### EXERCISE
Filter the listing and keep only the lines with the word "Michael".

## Start ENTRIES SHOWN

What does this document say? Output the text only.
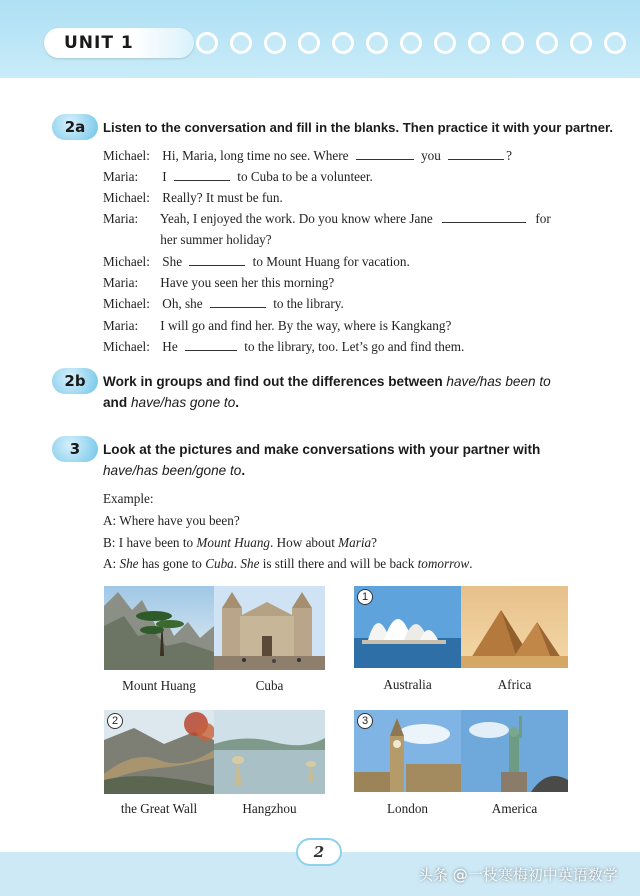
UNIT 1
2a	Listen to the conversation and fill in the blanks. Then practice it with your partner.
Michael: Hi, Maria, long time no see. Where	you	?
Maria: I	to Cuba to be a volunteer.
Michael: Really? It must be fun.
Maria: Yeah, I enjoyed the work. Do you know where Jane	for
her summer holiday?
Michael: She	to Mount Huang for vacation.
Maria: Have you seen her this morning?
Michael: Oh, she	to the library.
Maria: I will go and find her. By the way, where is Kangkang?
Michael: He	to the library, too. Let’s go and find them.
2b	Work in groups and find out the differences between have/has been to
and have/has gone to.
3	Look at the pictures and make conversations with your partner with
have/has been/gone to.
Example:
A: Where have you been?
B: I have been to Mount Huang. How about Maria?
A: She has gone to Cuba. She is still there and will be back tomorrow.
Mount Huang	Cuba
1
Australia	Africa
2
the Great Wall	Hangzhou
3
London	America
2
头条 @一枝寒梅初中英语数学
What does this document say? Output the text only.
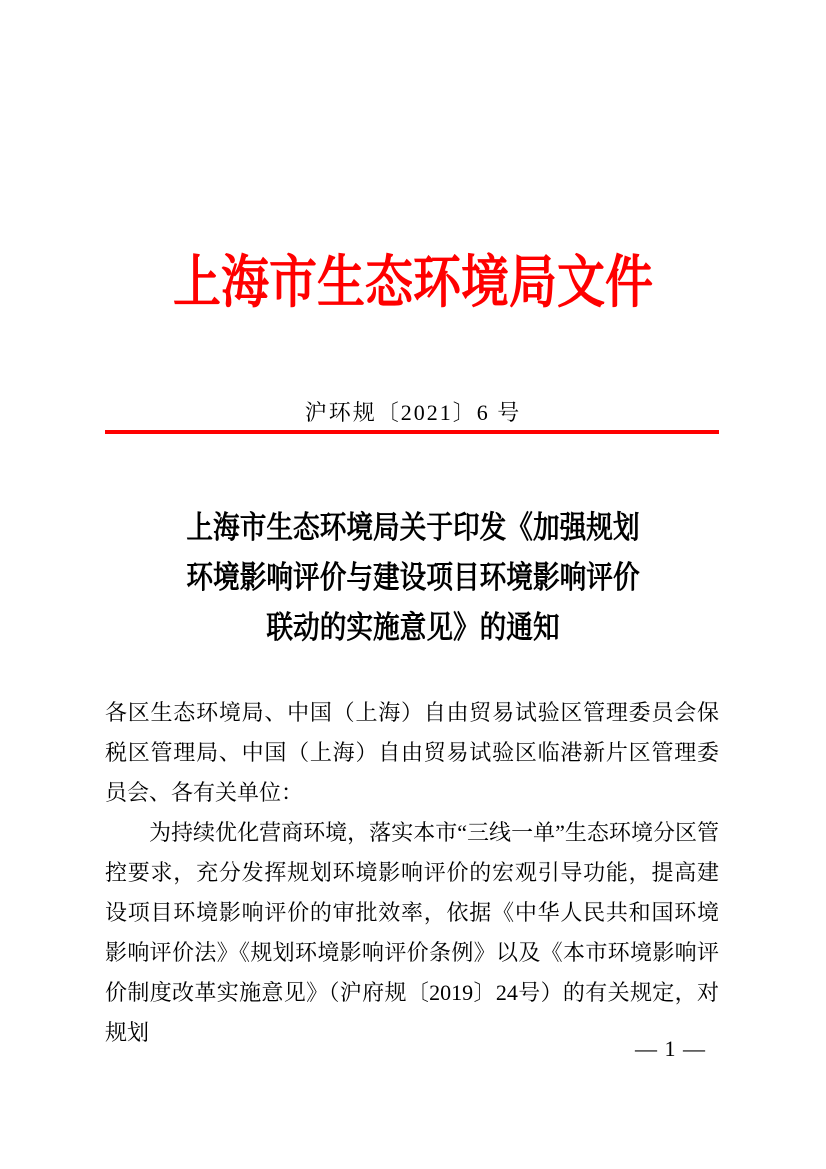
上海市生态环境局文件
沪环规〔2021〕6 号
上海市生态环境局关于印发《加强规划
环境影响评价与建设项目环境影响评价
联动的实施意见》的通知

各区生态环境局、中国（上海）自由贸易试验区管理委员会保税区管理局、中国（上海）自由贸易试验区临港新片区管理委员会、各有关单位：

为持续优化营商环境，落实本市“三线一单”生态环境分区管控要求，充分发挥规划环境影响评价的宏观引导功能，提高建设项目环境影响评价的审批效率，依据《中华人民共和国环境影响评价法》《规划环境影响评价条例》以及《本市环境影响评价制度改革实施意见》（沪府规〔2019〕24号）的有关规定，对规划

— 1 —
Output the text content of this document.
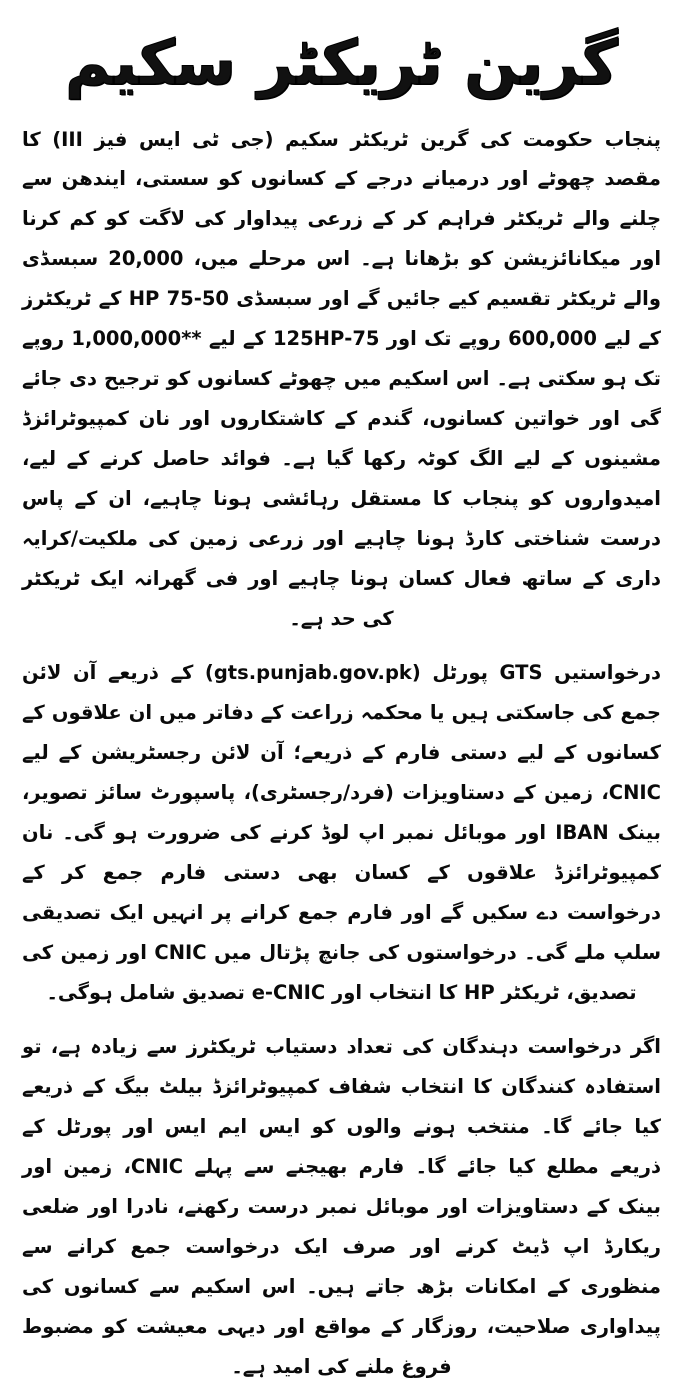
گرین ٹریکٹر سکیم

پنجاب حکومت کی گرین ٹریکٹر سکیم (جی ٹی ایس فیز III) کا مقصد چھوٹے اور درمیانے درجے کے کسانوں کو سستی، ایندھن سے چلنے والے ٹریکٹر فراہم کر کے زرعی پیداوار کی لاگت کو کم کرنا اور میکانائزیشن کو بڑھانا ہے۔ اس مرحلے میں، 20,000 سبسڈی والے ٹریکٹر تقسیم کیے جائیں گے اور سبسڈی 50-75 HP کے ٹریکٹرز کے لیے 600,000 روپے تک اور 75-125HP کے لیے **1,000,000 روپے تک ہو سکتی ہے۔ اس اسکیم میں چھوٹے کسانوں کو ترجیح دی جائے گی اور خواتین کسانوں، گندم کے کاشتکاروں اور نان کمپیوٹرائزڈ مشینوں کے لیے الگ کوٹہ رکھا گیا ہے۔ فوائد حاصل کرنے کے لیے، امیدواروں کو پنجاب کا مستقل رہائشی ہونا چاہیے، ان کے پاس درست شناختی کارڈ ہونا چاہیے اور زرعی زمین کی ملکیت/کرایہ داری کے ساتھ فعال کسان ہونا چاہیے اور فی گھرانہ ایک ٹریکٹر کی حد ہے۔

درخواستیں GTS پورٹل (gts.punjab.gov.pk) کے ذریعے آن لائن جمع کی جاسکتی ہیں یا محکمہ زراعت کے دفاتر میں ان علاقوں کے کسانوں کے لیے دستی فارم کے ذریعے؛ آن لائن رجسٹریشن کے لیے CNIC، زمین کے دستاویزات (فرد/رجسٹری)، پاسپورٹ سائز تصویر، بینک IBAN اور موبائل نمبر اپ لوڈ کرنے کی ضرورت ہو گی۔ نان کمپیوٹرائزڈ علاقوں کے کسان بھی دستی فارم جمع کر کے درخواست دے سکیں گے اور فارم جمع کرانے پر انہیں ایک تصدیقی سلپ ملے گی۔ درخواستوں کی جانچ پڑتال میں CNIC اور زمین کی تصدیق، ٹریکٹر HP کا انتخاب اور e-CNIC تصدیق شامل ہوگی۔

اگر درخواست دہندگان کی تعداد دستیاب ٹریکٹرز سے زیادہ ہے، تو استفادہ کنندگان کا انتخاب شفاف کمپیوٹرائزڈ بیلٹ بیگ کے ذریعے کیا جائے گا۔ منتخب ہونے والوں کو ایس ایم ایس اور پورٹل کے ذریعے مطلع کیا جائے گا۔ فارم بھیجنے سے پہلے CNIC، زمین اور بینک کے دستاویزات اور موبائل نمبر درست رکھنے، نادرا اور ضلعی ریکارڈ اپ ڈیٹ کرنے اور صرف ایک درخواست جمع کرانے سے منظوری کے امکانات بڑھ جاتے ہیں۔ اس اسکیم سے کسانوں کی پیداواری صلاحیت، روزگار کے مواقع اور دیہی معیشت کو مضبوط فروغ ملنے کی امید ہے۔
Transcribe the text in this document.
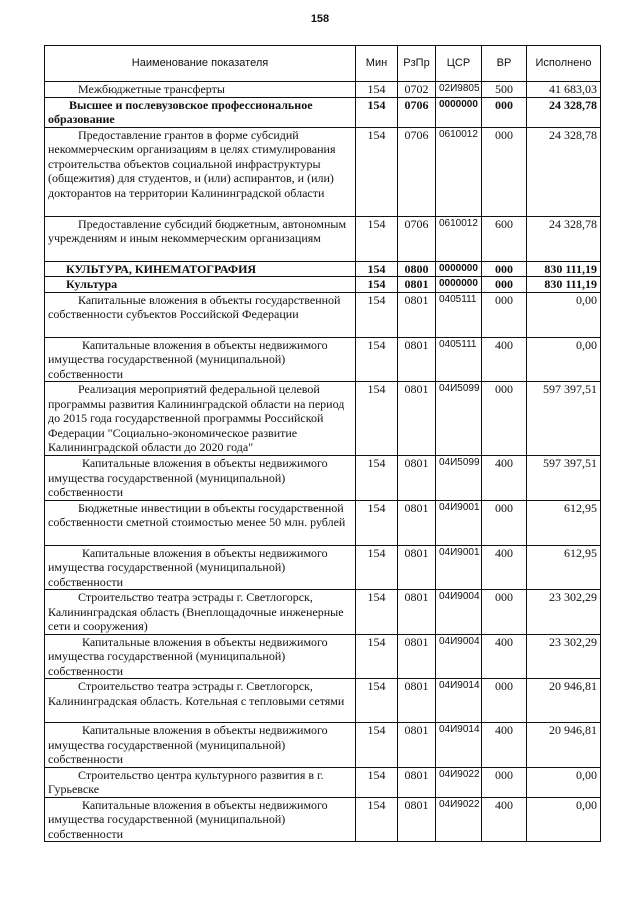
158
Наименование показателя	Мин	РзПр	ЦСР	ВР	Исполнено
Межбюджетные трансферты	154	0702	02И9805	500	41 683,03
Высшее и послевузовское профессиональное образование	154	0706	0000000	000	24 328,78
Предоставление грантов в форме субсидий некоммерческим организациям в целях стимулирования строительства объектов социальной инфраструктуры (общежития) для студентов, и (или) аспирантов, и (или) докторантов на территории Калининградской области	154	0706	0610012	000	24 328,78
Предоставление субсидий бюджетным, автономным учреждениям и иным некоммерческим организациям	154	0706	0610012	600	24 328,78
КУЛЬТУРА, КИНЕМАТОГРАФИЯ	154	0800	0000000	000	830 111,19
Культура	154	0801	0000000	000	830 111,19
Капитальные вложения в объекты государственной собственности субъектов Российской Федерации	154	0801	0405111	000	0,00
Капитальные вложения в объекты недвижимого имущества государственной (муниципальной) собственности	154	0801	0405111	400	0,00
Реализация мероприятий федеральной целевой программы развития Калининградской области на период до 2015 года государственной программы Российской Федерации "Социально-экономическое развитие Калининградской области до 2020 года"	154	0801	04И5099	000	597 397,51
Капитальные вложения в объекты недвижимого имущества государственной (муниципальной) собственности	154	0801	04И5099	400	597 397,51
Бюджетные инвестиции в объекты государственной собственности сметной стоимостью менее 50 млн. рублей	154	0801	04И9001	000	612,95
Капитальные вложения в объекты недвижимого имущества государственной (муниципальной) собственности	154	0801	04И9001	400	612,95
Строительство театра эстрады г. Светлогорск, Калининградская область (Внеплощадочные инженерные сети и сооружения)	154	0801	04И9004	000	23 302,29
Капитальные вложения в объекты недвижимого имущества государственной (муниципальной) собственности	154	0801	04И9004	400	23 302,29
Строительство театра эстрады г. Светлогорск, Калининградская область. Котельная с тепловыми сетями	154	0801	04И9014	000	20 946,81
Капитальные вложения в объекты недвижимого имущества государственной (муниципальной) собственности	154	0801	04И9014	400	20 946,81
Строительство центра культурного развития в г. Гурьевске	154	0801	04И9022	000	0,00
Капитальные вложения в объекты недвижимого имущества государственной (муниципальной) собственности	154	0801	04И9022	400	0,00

## End ENTRIES SHOWN

### OUTPUT FOR THIS EXERCISE
Michael: Hi, Maria, long time no see. Where	you	?
Michael: Really? It must be fun.
Michael: She	to Mount Huang for vacation.
Michael: Oh, she	to the library.
Michael: He	to the library, too. Let’s go and find them.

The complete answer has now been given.